** START **
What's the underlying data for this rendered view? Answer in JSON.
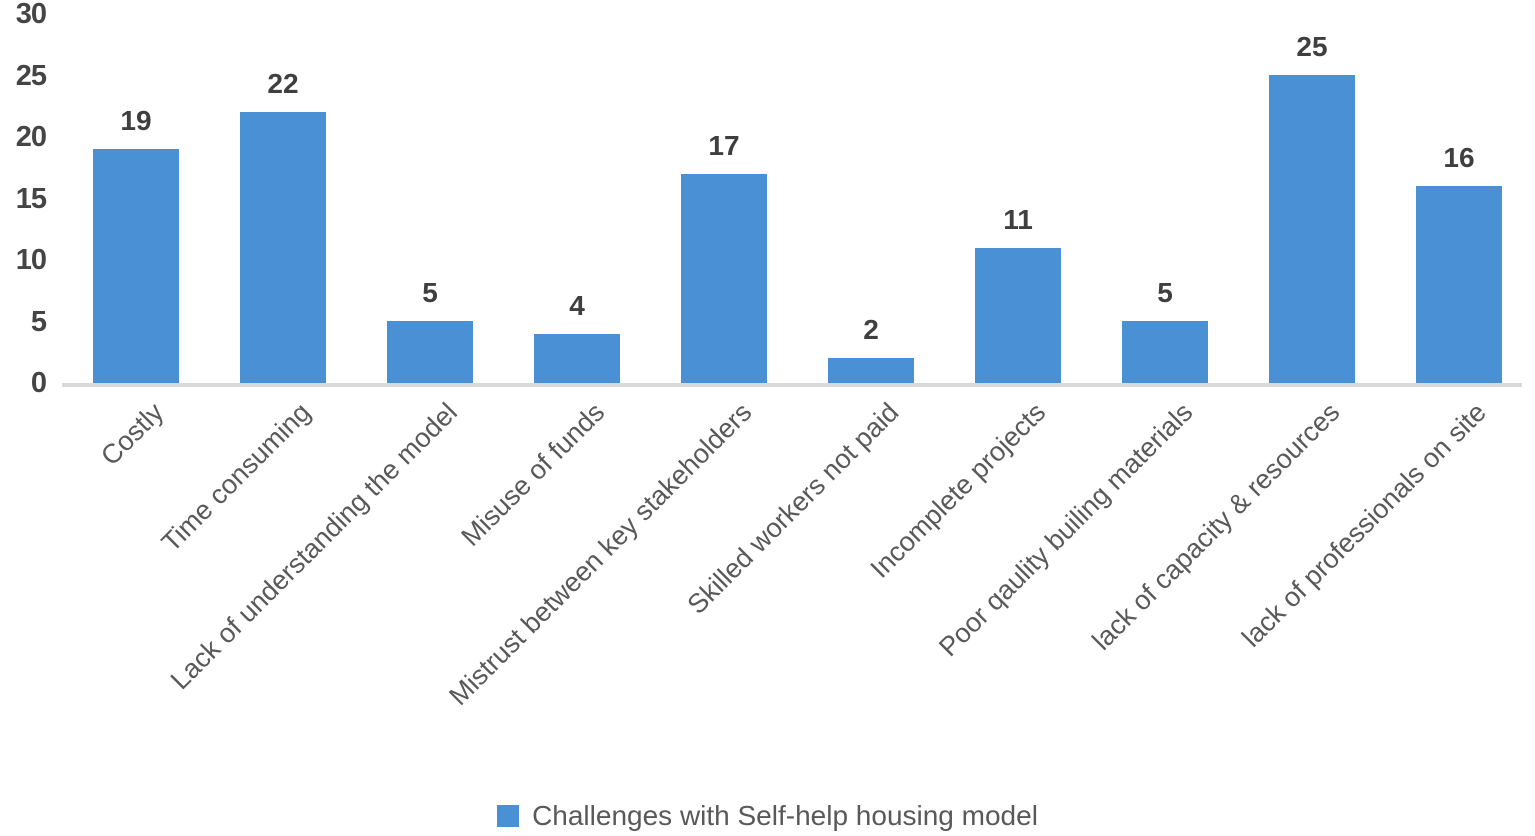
{
  "chart_data": {
    "type": "bar",
    "title": "",
    "xlabel": "",
    "ylabel": "",
    "categories": [
      "Costly",
      "Time consuming",
      "Lack of understanding the model",
      "Misuse of funds",
      "Mistrust between key stakeholders",
      "Skilled workers not paid",
      "Incomplete projects",
      "Poor qaulity builing materials",
      "lack of capacity & resources",
      "lack of professionals on site"
    ],
    "values": [
      19,
      22,
      5,
      4,
      17,
      2,
      11,
      5,
      25,
      16
    ],
    "ylim": [
      0,
      30
    ],
    "y_ticks": [
      0,
      5,
      10,
      15,
      20,
      25,
      30
    ],
    "grid": false,
    "legend": {
      "label": "Challenges with Self-help housing model",
      "position": "bottom"
    },
    "colors": {
      "bar": "#4A90D5",
      "axis_line": "#D9D9D9",
      "value_label": "#3F3F3F",
      "y_tick_label": "#454545",
      "category_label": "#595959",
      "legend_text": "#595959"
    }
  }
}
** END **
### WORK INSTRUCTIONS
Transcribe every line in the entries above, taking out only the images.

### ANSWER FOR THIS EXERCISE
What's the underlying data for this rendered view? Answer in JSON.
{
  "chart_data": {
    "type": "bar",
    "title": "",
    "xlabel": "",
    "ylabel": "",
    "categories": [
      "Costly",
      "Time consuming",
      "Lack of understanding the model",
      "Misuse of funds",
      "Mistrust between key stakeholders",
      "Skilled workers not paid",
      "Incomplete projects",
      "Poor qaulity builing materials",
      "lack of capacity & resources",
      "lack of professionals on site"
    ],
    "values": [
      19,
      22,
      5,
      4,
      17,
      2,
      11,
      5,
      25,
      16
    ],
    "ylim": [
      0,
      30
    ],
    "y_ticks": [
      0,
      5,
      10,
      15,
      20,
      25,
      30
    ],
    "grid": false,
    "legend": {
      "label": "Challenges with Self-help housing model",
      "position": "bottom"
    },
    "colors": {
      "bar": "#4A90D5",
      "axis_line": "#D9D9D9",
      "value_label": "#3F3F3F",
      "y_tick_label": "#454545",
      "category_label": "#595959",
      "legend_text": "#595959"
    }
  }
}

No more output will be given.